● Requirements
Copy each line that holds "content".

● Exercise data

■ ■ ■ ■

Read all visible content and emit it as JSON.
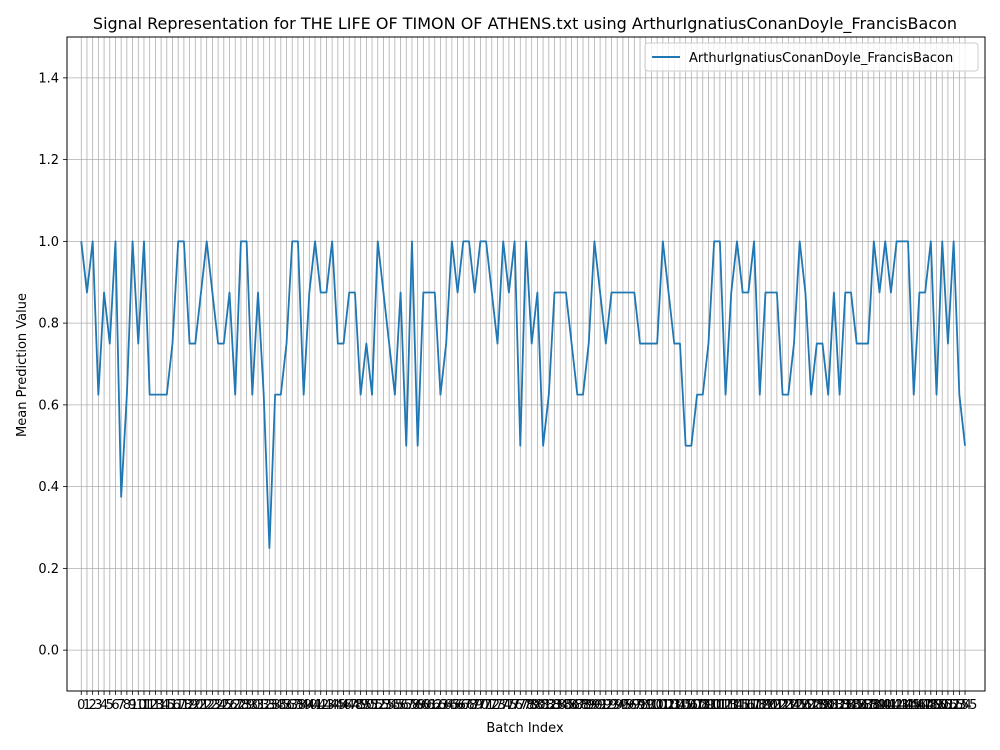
{
  "chart_data": {
    "type": "line",
    "title": "Signal Representation for THE LIFE OF TIMON OF ATHENS.txt using ArthurIgnatiusConanDoyle_FrancisBacon",
    "xlabel": "Batch Index",
    "ylabel": "Mean Prediction Value",
    "ylim": [
      -0.1,
      1.5
    ],
    "xlim": [
      -2.5,
      158.5
    ],
    "yticks": [
      0.0,
      0.2,
      0.4,
      0.6,
      0.8,
      1.0,
      1.2,
      1.4
    ],
    "grid": true,
    "legend_position": "upper-right",
    "colors": {
      "series": "#1f77b4",
      "grid": "#b0b0b0"
    },
    "series": [
      {
        "name": "ArthurIgnatiusConanDoyle_FrancisBacon",
        "values": [
          1.0,
          0.875,
          1.0,
          0.625,
          0.875,
          0.75,
          1.0,
          0.375,
          0.625,
          1.0,
          0.75,
          1.0,
          0.625,
          0.625,
          0.625,
          0.625,
          0.75,
          1.0,
          1.0,
          0.75,
          0.75,
          0.875,
          1.0,
          0.875,
          0.75,
          0.75,
          0.875,
          0.625,
          1.0,
          1.0,
          0.625,
          0.875,
          0.625,
          0.25,
          0.625,
          0.625,
          0.75,
          1.0,
          1.0,
          0.625,
          0.875,
          1.0,
          0.875,
          0.875,
          1.0,
          0.75,
          0.75,
          0.875,
          0.875,
          0.625,
          0.75,
          0.625,
          1.0,
          0.875,
          0.75,
          0.625,
          0.875,
          0.5,
          1.0,
          0.5,
          0.875,
          0.875,
          0.875,
          0.625,
          0.75,
          1.0,
          0.875,
          1.0,
          1.0,
          0.875,
          1.0,
          1.0,
          0.875,
          0.75,
          1.0,
          0.875,
          1.0,
          0.5,
          1.0,
          0.75,
          0.875,
          0.5,
          0.625,
          0.875,
          0.875,
          0.875,
          0.75,
          0.625,
          0.625,
          0.75,
          1.0,
          0.875,
          0.75,
          0.875,
          0.875,
          0.875,
          0.875,
          0.875,
          0.75,
          0.75,
          0.75,
          0.75,
          1.0,
          0.875,
          0.75,
          0.75,
          0.5,
          0.5,
          0.625,
          0.625,
          0.75,
          1.0,
          1.0,
          0.625,
          0.875,
          1.0,
          0.875,
          0.875,
          1.0,
          0.625,
          0.875,
          0.875,
          0.875,
          0.625,
          0.625,
          0.75,
          1.0,
          0.875,
          0.625,
          0.75,
          0.75,
          0.625,
          0.875,
          0.625,
          0.875,
          0.875,
          0.75,
          0.75,
          0.75,
          1.0,
          0.875,
          1.0,
          0.875,
          1.0,
          1.0,
          1.0,
          0.625,
          0.875,
          0.875,
          1.0,
          0.625,
          1.0,
          0.75,
          1.0,
          0.625,
          0.5
        ]
      }
    ]
  }
}
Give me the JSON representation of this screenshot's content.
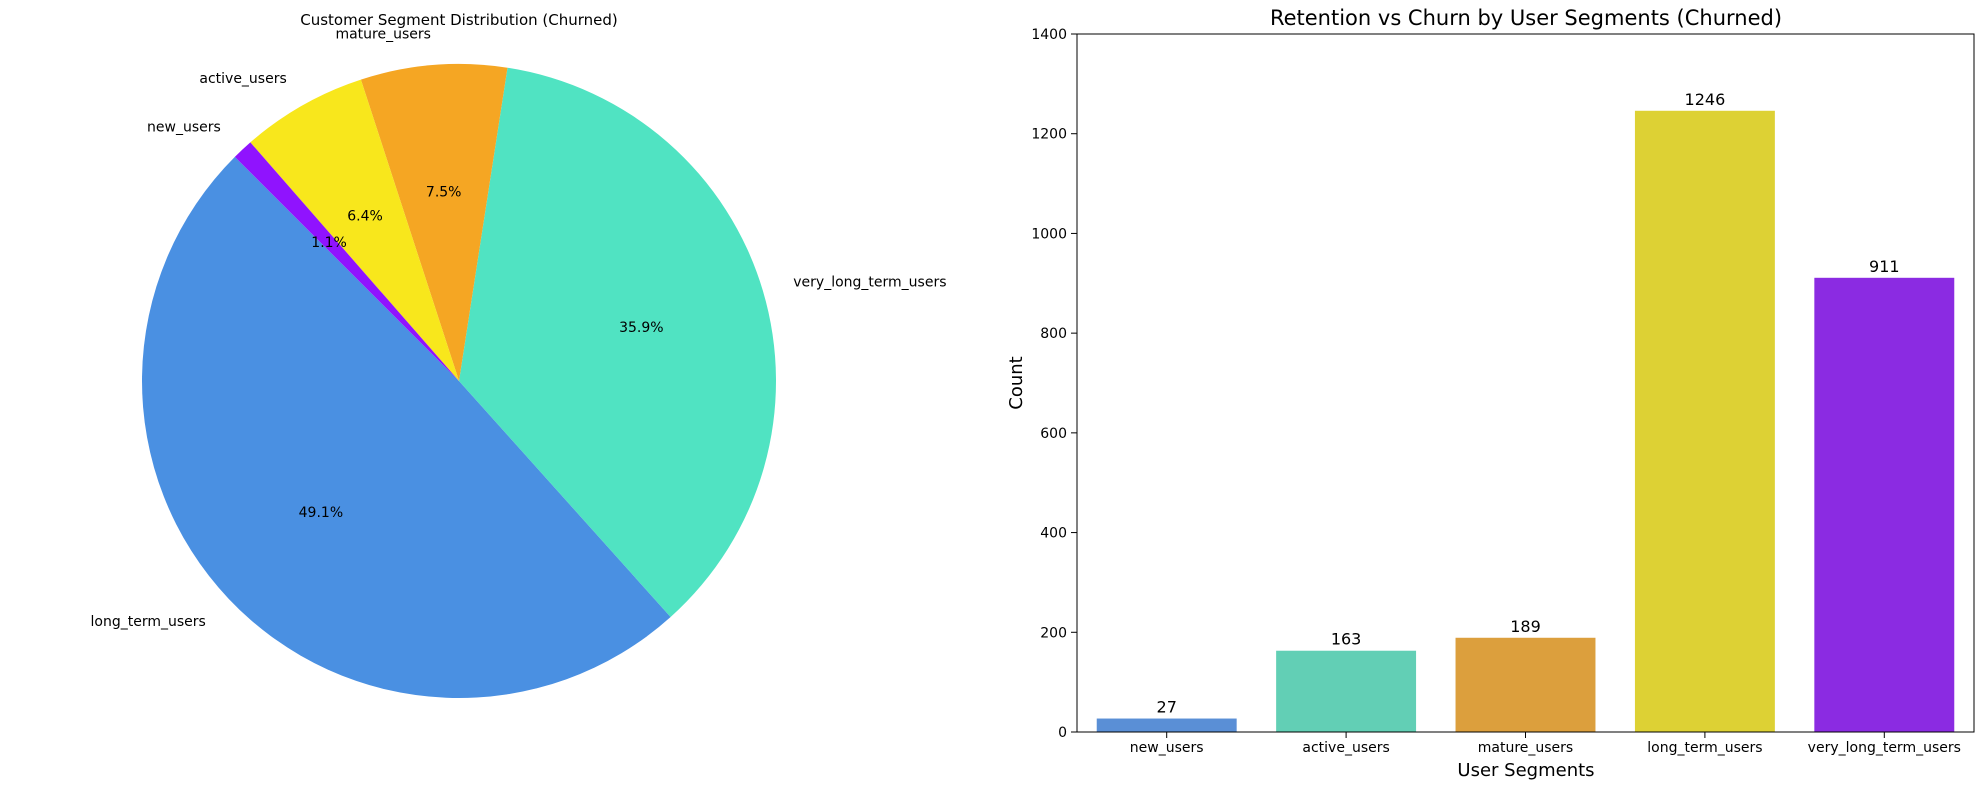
{
  "chart_data": [
    {
      "type": "pie",
      "title": "Customer Segment Distribution (Churned)",
      "labels": [
        "long_term_users",
        "very_long_term_users",
        "mature_users",
        "active_users",
        "new_users"
      ],
      "values": [
        1246,
        911,
        189,
        163,
        27
      ],
      "percent_labels": [
        "49.1%",
        "35.9%",
        "7.5%",
        "6.4%",
        "1.1%"
      ],
      "colors": [
        "#4a90e2",
        "#50e3c2",
        "#f5a623",
        "#f8e71c",
        "#9013fe"
      ],
      "start_angle_deg": 135,
      "direction": "counterclockwise"
    },
    {
      "type": "bar",
      "title": "Retention vs Churn by User Segments (Churned)",
      "categories": [
        "new_users",
        "active_users",
        "mature_users",
        "long_term_users",
        "very_long_term_users"
      ],
      "values": [
        27,
        163,
        189,
        1246,
        911
      ],
      "value_labels": [
        "27",
        "163",
        "189",
        "1246",
        "911"
      ],
      "colors": [
        "#5a8fd6",
        "#62cfb5",
        "#dc9f3d",
        "#ddd134",
        "#8b2be2"
      ],
      "xlabel": "User Segments",
      "ylabel": "Count",
      "ylim": [
        0,
        1400
      ],
      "yticks": [
        0,
        200,
        400,
        600,
        800,
        1000,
        1200,
        1400
      ],
      "grid": false
    }
  ]
}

■ ■ ■ ■

● The output
Read all visible content and emit it as JSON.
Give me the JSON representation of this screenshot's content.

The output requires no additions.